──────── STORED RECORDS ────────

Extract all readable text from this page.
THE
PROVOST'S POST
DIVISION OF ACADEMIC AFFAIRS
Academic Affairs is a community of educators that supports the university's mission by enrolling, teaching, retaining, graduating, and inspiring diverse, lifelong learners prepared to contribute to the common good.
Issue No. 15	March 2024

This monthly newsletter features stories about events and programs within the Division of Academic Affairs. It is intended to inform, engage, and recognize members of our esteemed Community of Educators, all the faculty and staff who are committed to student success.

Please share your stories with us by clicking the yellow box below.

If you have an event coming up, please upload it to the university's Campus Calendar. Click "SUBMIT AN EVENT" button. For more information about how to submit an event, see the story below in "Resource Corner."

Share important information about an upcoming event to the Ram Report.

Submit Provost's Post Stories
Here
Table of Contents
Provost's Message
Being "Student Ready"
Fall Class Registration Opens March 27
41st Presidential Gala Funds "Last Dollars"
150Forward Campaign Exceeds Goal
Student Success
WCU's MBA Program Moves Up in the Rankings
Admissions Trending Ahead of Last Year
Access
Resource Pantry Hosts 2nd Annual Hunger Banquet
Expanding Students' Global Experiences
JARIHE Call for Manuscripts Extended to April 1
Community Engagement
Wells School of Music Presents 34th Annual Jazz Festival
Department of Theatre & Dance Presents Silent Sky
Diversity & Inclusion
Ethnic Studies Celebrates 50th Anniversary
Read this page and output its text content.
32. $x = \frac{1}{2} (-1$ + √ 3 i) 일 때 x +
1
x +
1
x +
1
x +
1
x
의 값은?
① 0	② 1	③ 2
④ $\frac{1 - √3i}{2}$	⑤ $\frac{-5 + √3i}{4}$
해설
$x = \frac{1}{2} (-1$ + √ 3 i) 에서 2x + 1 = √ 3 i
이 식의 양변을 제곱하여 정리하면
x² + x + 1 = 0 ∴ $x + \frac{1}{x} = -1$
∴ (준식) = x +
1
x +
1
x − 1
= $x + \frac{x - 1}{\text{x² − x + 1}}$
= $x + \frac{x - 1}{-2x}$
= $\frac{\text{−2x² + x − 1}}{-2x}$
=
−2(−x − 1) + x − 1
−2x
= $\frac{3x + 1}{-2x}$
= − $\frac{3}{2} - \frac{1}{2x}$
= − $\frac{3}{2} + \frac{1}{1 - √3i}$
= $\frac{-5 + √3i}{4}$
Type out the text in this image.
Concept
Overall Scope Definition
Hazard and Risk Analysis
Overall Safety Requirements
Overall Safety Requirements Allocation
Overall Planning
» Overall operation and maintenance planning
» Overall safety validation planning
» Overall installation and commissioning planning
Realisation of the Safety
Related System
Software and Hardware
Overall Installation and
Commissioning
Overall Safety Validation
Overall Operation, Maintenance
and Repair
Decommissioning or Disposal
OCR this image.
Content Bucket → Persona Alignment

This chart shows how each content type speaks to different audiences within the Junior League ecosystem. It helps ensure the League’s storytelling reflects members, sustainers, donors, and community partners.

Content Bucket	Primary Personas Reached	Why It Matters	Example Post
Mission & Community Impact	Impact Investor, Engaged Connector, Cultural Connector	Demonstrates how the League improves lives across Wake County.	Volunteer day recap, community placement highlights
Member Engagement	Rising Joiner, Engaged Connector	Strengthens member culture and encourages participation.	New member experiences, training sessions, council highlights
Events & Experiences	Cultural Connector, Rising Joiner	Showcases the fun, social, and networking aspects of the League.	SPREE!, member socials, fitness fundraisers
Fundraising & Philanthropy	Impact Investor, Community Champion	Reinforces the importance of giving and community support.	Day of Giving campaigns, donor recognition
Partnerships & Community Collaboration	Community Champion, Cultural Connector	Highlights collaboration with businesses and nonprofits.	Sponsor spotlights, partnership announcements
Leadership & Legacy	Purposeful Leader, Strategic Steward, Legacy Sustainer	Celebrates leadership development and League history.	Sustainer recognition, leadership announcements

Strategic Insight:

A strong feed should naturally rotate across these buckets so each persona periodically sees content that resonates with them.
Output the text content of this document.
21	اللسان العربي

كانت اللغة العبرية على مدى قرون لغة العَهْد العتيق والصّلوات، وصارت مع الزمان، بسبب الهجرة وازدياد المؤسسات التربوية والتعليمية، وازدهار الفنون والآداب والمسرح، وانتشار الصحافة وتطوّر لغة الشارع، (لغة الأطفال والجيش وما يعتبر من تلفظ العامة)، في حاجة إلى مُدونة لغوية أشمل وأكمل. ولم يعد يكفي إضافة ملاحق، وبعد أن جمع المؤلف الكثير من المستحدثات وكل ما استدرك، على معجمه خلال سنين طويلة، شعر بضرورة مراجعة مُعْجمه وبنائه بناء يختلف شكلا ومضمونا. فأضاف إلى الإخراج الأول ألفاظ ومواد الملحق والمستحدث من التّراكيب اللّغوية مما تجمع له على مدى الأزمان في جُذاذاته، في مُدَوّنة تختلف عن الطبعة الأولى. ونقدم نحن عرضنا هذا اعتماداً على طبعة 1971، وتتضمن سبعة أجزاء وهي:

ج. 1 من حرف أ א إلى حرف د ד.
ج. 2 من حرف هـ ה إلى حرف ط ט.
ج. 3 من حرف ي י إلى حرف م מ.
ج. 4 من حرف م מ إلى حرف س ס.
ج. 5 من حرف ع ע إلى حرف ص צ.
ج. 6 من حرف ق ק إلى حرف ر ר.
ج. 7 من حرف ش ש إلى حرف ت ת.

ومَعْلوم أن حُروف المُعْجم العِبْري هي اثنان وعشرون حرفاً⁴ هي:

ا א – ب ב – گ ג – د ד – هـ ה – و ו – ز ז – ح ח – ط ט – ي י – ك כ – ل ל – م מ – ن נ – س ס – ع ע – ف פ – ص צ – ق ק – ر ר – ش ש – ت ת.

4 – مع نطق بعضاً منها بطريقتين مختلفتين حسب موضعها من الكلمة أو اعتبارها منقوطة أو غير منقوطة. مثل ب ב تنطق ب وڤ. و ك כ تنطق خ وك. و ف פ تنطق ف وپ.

────────

(TASK TO COMPLETE) Transcribe every record above exactly as it appears.

(COMPLETE ANSWER)
Extract all readable text from this page.
THE
PROVOST'S POST
DIVISION OF ACADEMIC AFFAIRS
Academic Affairs is a community of educators that supports the university's mission by enrolling, teaching, retaining, graduating, and inspiring diverse, lifelong learners prepared to contribute to the common good.
Issue No. 15	March 2024

This monthly newsletter features stories about events and programs within the Division of Academic Affairs. It is intended to inform, engage, and recognize members of our esteemed Community of Educators, all the faculty and staff who are committed to student success.

Please share your stories with us by clicking the yellow box below.

If you have an event coming up, please upload it to the university's Campus Calendar. Click "SUBMIT AN EVENT" button. For more information about how to submit an event, see the story below in "Resource Corner."

Share important information about an upcoming event to the Ram Report.

Submit Provost's Post Stories
Here
Table of Contents
Provost's Message
Being "Student Ready"
Fall Class Registration Opens March 27
41st Presidential Gala Funds "Last Dollars"
150Forward Campaign Exceeds Goal
Student Success
WCU's MBA Program Moves Up in the Rankings
Admissions Trending Ahead of Last Year
Access
Resource Pantry Hosts 2nd Annual Hunger Banquet
Expanding Students' Global Experiences
JARIHE Call for Manuscripts Extended to April 1
Community Engagement
Wells School of Music Presents 34th Annual Jazz Festival
Department of Theatre & Dance Presents Silent Sky
Diversity & Inclusion
Ethnic Studies Celebrates 50th Anniversary
Read this page and output its text content.
32. $x = \frac{1}{2} (-1$ + √ 3 i) 일 때 x +
1
x +
1
x +
1
x +
1
x
의 값은?
① 0	② 1	③ 2
④ $\frac{1 - √3i}{2}$	⑤ $\frac{-5 + √3i}{4}$
해설
$x = \frac{1}{2} (-1$ + √ 3 i) 에서 2x + 1 = √ 3 i
이 식의 양변을 제곱하여 정리하면
x² + x + 1 = 0 ∴ $x + \frac{1}{x} = -1$
∴ (준식) = x +
1
x +
1
x − 1
= $x + \frac{x - 1}{\text{x² − x + 1}}$
= $x + \frac{x - 1}{-2x}$
= $\frac{\text{−2x² + x − 1}}{-2x}$
=
−2(−x − 1) + x − 1
−2x
= $\frac{3x + 1}{-2x}$
= − $\frac{3}{2} - \frac{1}{2x}$
= − $\frac{3}{2} + \frac{1}{1 - √3i}$
= $\frac{-5 + √3i}{4}$
Type out the text in this image.
Concept
Overall Scope Definition
Hazard and Risk Analysis
Overall Safety Requirements
Overall Safety Requirements Allocation
Overall Planning
» Overall operation and maintenance planning
» Overall safety validation planning
» Overall installation and commissioning planning
Realisation of the Safety
Related System
Software and Hardware
Overall Installation and
Commissioning
Overall Safety Validation
Overall Operation, Maintenance
and Repair
Decommissioning or Disposal
OCR this image.
Content Bucket → Persona Alignment

This chart shows how each content type speaks to different audiences within the Junior League ecosystem. It helps ensure the League’s storytelling reflects members, sustainers, donors, and community partners.

Content Bucket	Primary Personas Reached	Why It Matters	Example Post
Mission & Community Impact	Impact Investor, Engaged Connector, Cultural Connector	Demonstrates how the League improves lives across Wake County.	Volunteer day recap, community placement highlights
Member Engagement	Rising Joiner, Engaged Connector	Strengthens member culture and encourages participation.	New member experiences, training sessions, council highlights
Events & Experiences	Cultural Connector, Rising Joiner	Showcases the fun, social, and networking aspects of the League.	SPREE!, member socials, fitness fundraisers
Fundraising & Philanthropy	Impact Investor, Community Champion	Reinforces the importance of giving and community support.	Day of Giving campaigns, donor recognition
Partnerships & Community Collaboration	Community Champion, Cultural Connector	Highlights collaboration with businesses and nonprofits.	Sponsor spotlights, partnership announcements
Leadership & Legacy	Purposeful Leader, Strategic Steward, Legacy Sustainer	Celebrates leadership development and League history.	Sustainer recognition, leadership announcements

Strategic Insight:

A strong feed should naturally rotate across these buckets so each persona periodically sees content that resonates with them.
Output the text content of this document.
21	اللسان العربي

كانت اللغة العبرية على مدى قرون لغة العَهْد العتيق والصّلوات، وصارت مع الزمان، بسبب الهجرة وازدياد المؤسسات التربوية والتعليمية، وازدهار الفنون والآداب والمسرح، وانتشار الصحافة وتطوّر لغة الشارع، (لغة الأطفال والجيش وما يعتبر من تلفظ العامة)، في حاجة إلى مُدونة لغوية أشمل وأكمل. ولم يعد يكفي إضافة ملاحق، وبعد أن جمع المؤلف الكثير من المستحدثات وكل ما استدرك، على معجمه خلال سنين طويلة، شعر بضرورة مراجعة مُعْجمه وبنائه بناء يختلف شكلا ومضمونا. فأضاف إلى الإخراج الأول ألفاظ ومواد الملحق والمستحدث من التّراكيب اللّغوية مما تجمع له على مدى الأزمان في جُذاذاته، في مُدَوّنة تختلف عن الطبعة الأولى. ونقدم نحن عرضنا هذا اعتماداً على طبعة 1971، وتتضمن سبعة أجزاء وهي:

ج. 1 من حرف أ א إلى حرف د ד.
ج. 2 من حرف هـ ה إلى حرف ط ט.
ج. 3 من حرف ي י إلى حرف م מ.
ج. 4 من حرف م מ إلى حرف س ס.
ج. 5 من حرف ع ע إلى حرف ص צ.
ج. 6 من حرف ق ק إلى حرف ر ר.
ج. 7 من حرف ش ש إلى حرف ت ת.

ومَعْلوم أن حُروف المُعْجم العِبْري هي اثنان وعشرون حرفاً⁴ هي:

ا א – ب ב – گ ג – د ד – هـ ה – و ו – ز ז – ح ח – ط ט – ي י – ك כ – ل ל – م מ – ن נ – س ס – ع ע – ف פ – ص צ – ق ק – ر ר – ش ש – ت ת.

4 – مع نطق بعضاً منها بطريقتين مختلفتين حسب موضعها من الكلمة أو اعتبارها منقوطة أو غير منقوطة. مثل ب ב تنطق ب وڤ. و ك כ تنطق خ وك. و ف פ تنطق ف وپ.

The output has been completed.